_Short problem_. Set down the records once more, please, exactly and with the pictures left out.

_Dataset entries_.
* BEGIN *
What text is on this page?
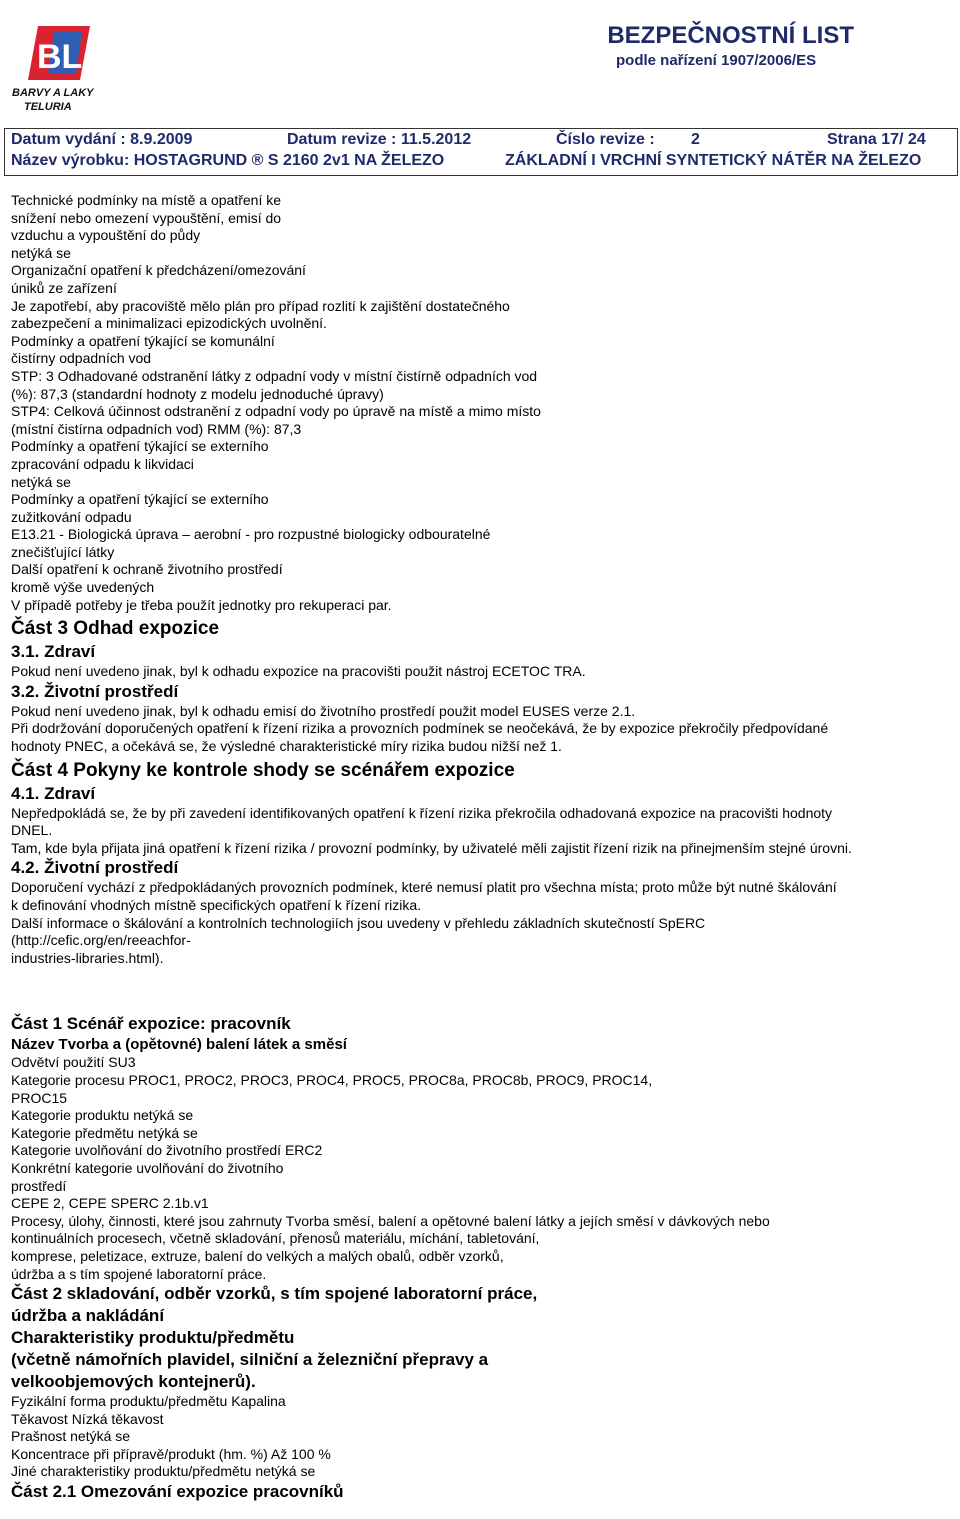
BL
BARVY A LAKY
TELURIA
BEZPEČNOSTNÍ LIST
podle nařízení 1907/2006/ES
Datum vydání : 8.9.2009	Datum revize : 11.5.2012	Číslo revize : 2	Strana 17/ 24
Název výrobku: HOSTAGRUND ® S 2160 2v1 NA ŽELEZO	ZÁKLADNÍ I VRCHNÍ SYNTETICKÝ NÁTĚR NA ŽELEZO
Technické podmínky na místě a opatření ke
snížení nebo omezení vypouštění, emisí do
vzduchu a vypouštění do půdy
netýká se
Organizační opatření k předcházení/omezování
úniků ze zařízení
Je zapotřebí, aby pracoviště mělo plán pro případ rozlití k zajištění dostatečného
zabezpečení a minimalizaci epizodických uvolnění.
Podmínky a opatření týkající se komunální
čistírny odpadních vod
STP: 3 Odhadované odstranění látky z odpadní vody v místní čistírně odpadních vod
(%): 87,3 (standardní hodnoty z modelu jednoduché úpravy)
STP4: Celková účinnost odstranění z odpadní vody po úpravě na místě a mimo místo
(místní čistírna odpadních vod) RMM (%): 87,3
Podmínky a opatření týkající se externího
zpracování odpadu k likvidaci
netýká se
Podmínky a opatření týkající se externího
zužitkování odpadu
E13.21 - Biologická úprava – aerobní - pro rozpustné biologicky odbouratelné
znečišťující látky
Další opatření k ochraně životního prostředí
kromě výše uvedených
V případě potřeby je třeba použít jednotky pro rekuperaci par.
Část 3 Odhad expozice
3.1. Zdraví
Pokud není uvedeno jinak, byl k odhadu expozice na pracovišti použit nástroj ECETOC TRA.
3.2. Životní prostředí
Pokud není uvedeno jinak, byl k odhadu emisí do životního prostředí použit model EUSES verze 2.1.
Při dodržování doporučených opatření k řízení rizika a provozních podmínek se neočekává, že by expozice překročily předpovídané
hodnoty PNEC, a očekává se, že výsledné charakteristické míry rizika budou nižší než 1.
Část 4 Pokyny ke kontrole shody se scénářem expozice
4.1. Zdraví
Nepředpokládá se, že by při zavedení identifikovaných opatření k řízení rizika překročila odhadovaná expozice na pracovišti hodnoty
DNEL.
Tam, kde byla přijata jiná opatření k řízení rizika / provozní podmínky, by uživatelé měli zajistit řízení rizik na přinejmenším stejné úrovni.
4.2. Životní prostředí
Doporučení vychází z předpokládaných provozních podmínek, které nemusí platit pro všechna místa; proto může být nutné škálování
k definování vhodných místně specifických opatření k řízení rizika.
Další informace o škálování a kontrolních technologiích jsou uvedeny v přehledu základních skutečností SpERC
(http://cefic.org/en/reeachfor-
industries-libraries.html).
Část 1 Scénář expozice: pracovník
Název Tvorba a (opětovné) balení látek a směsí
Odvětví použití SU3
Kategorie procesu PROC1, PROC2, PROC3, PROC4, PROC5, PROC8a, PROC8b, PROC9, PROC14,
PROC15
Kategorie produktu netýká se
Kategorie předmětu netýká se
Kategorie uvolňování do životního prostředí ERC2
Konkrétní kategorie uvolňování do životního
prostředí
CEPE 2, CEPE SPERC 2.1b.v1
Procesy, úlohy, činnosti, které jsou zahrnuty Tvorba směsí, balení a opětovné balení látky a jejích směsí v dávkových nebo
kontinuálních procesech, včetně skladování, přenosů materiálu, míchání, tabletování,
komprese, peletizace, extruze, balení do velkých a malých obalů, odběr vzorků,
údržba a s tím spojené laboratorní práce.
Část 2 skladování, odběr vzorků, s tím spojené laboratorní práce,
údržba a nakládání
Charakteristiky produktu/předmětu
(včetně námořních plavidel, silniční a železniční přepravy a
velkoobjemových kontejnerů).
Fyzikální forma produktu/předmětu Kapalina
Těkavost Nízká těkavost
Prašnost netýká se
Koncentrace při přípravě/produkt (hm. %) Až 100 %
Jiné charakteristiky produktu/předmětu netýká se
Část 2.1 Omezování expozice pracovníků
* END *
_Result of the task_.
What text is on this page?
BL
BARVY A LAKY
TELURIA
BEZPEČNOSTNÍ LIST
podle nařízení 1907/2006/ES
Datum vydání : 8.9.2009	Datum revize : 11.5.2012	Číslo revize : 2	Strana 17/ 24
Název výrobku: HOSTAGRUND ® S 2160 2v1 NA ŽELEZO	ZÁKLADNÍ I VRCHNÍ SYNTETICKÝ NÁTĚR NA ŽELEZO
Technické podmínky na místě a opatření ke
snížení nebo omezení vypouštění, emisí do
vzduchu a vypouštění do půdy
netýká se
Organizační opatření k předcházení/omezování
úniků ze zařízení
Je zapotřebí, aby pracoviště mělo plán pro případ rozlití k zajištění dostatečného
zabezpečení a minimalizaci epizodických uvolnění.
Podmínky a opatření týkající se komunální
čistírny odpadních vod
STP: 3 Odhadované odstranění látky z odpadní vody v místní čistírně odpadních vod
(%): 87,3 (standardní hodnoty z modelu jednoduché úpravy)
STP4: Celková účinnost odstranění z odpadní vody po úpravě na místě a mimo místo
(místní čistírna odpadních vod) RMM (%): 87,3
Podmínky a opatření týkající se externího
zpracování odpadu k likvidaci
netýká se
Podmínky a opatření týkající se externího
zužitkování odpadu
E13.21 - Biologická úprava – aerobní - pro rozpustné biologicky odbouratelné
znečišťující látky
Další opatření k ochraně životního prostředí
kromě výše uvedených
V případě potřeby je třeba použít jednotky pro rekuperaci par.
Část 3 Odhad expozice
3.1. Zdraví
Pokud není uvedeno jinak, byl k odhadu expozice na pracovišti použit nástroj ECETOC TRA.
3.2. Životní prostředí
Pokud není uvedeno jinak, byl k odhadu emisí do životního prostředí použit model EUSES verze 2.1.
Při dodržování doporučených opatření k řízení rizika a provozních podmínek se neočekává, že by expozice překročily předpovídané
hodnoty PNEC, a očekává se, že výsledné charakteristické míry rizika budou nižší než 1.
Část 4 Pokyny ke kontrole shody se scénářem expozice
4.1. Zdraví
Nepředpokládá se, že by při zavedení identifikovaných opatření k řízení rizika překročila odhadovaná expozice na pracovišti hodnoty
DNEL.
Tam, kde byla přijata jiná opatření k řízení rizika / provozní podmínky, by uživatelé měli zajistit řízení rizik na přinejmenším stejné úrovni.
4.2. Životní prostředí
Doporučení vychází z předpokládaných provozních podmínek, které nemusí platit pro všechna místa; proto může být nutné škálování
k definování vhodných místně specifických opatření k řízení rizika.
Další informace o škálování a kontrolních technologiích jsou uvedeny v přehledu základních skutečností SpERC
(http://cefic.org/en/reeachfor-
industries-libraries.html).
Část 1 Scénář expozice: pracovník
Název Tvorba a (opětovné) balení látek a směsí
Odvětví použití SU3
Kategorie procesu PROC1, PROC2, PROC3, PROC4, PROC5, PROC8a, PROC8b, PROC9, PROC14,
PROC15
Kategorie produktu netýká se
Kategorie předmětu netýká se
Kategorie uvolňování do životního prostředí ERC2
Konkrétní kategorie uvolňování do životního
prostředí
CEPE 2, CEPE SPERC 2.1b.v1
Procesy, úlohy, činnosti, které jsou zahrnuty Tvorba směsí, balení a opětovné balení látky a jejích směsí v dávkových nebo
kontinuálních procesech, včetně skladování, přenosů materiálu, míchání, tabletování,
komprese, peletizace, extruze, balení do velkých a malých obalů, odběr vzorků,
údržba a s tím spojené laboratorní práce.
Část 2 skladování, odběr vzorků, s tím spojené laboratorní práce,
údržba a nakládání
Charakteristiky produktu/předmětu
(včetně námořních plavidel, silniční a železniční přepravy a
velkoobjemových kontejnerů).
Fyzikální forma produktu/předmětu Kapalina
Těkavost Nízká těkavost
Prašnost netýká se
Koncentrace při přípravě/produkt (hm. %) Až 100 %
Jiné charakteristiky produktu/předmětu netýká se
Část 2.1 Omezování expozice pracovníků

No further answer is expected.